Tally every line of the material that includes "JSON", then give the tally and nothing else.

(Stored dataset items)
* Begin *
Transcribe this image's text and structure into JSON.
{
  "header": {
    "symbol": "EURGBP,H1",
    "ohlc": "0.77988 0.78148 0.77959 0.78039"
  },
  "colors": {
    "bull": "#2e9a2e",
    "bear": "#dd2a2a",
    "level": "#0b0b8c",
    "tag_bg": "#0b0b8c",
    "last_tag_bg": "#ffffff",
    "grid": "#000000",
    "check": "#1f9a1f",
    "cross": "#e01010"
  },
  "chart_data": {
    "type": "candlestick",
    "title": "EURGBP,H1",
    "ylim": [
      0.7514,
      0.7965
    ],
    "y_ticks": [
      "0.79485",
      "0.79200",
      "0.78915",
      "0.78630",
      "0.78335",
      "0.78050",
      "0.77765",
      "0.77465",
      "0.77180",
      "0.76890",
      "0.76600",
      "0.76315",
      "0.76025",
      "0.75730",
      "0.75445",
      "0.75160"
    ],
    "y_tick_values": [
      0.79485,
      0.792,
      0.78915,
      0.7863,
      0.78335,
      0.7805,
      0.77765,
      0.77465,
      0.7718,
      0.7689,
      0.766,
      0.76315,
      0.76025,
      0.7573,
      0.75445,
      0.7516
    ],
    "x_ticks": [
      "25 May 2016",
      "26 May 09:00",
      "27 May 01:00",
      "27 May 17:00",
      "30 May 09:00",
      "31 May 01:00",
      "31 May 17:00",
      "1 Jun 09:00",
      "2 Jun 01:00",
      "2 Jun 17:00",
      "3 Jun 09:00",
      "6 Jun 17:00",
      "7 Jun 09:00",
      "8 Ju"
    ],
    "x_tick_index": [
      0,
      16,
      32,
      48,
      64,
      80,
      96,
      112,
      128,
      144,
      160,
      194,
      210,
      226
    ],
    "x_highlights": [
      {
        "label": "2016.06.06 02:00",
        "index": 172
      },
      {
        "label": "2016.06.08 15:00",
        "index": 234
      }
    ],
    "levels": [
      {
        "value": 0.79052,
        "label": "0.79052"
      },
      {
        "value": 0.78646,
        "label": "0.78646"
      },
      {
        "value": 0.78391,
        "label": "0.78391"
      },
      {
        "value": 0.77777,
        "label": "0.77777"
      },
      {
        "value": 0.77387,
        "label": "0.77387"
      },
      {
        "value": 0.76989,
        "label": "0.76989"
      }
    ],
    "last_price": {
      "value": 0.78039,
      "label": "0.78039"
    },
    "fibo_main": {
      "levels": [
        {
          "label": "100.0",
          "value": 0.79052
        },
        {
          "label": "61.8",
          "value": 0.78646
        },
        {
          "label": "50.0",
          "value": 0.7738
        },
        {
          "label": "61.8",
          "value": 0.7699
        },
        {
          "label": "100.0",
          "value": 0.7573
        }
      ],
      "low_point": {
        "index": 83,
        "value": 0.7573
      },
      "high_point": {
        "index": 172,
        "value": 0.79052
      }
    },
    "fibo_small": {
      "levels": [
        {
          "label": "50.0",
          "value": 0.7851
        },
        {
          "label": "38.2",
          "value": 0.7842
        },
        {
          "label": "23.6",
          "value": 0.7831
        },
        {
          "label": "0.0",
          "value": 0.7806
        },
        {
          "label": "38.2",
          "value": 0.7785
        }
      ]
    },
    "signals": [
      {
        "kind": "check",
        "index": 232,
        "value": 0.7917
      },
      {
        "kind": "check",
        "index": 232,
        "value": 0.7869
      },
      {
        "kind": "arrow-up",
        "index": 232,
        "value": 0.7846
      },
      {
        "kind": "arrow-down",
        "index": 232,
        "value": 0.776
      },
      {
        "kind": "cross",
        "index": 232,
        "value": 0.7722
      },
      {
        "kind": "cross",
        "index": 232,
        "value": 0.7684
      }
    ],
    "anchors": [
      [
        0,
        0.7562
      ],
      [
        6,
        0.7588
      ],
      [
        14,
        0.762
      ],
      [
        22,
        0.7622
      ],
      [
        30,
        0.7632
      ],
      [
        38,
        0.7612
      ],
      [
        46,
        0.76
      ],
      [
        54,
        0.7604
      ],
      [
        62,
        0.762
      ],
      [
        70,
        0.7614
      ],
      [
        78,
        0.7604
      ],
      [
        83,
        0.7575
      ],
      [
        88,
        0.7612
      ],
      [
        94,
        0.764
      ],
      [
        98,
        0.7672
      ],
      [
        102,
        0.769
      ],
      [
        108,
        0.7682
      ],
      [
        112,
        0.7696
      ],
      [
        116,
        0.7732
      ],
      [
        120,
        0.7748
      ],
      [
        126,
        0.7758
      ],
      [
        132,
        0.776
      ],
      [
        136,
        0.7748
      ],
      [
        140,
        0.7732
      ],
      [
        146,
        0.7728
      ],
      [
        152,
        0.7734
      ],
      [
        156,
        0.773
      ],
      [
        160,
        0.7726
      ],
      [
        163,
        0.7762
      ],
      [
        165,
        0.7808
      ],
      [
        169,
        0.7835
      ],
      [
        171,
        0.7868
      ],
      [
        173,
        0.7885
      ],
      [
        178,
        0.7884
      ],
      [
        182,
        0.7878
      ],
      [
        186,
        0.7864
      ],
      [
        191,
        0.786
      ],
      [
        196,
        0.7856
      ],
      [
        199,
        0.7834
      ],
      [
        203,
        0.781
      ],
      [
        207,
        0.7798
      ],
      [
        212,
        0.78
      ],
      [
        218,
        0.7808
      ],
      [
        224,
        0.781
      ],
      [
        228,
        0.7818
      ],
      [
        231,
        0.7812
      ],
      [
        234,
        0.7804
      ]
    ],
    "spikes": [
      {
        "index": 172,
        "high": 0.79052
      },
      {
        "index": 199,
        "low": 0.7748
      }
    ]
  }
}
* End *
* Begin *
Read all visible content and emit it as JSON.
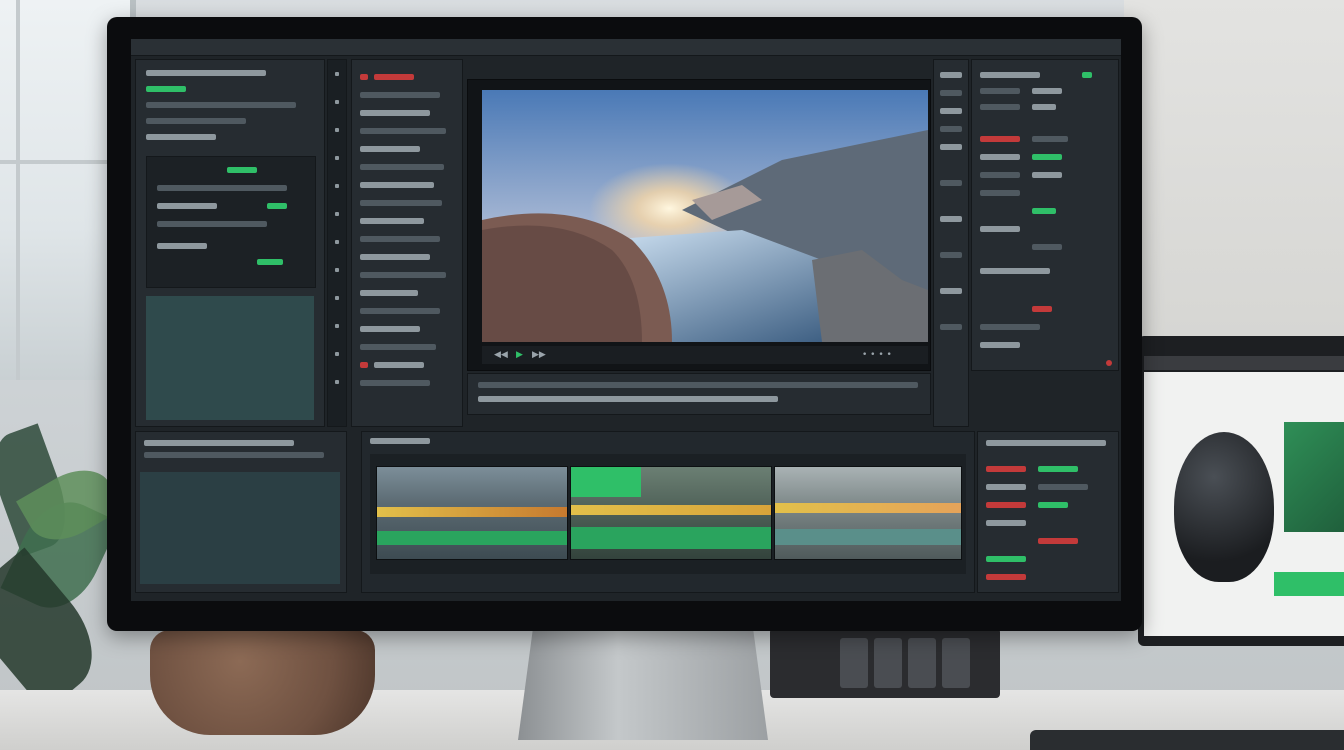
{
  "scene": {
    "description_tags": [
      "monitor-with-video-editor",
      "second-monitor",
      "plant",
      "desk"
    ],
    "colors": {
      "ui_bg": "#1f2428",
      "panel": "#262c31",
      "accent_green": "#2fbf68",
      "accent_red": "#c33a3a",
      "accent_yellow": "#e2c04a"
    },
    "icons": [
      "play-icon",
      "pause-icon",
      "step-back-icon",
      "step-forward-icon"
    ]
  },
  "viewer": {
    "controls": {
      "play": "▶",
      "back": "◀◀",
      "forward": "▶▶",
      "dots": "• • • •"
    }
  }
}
* End *
- REPLY TO THE EXERCISE -
2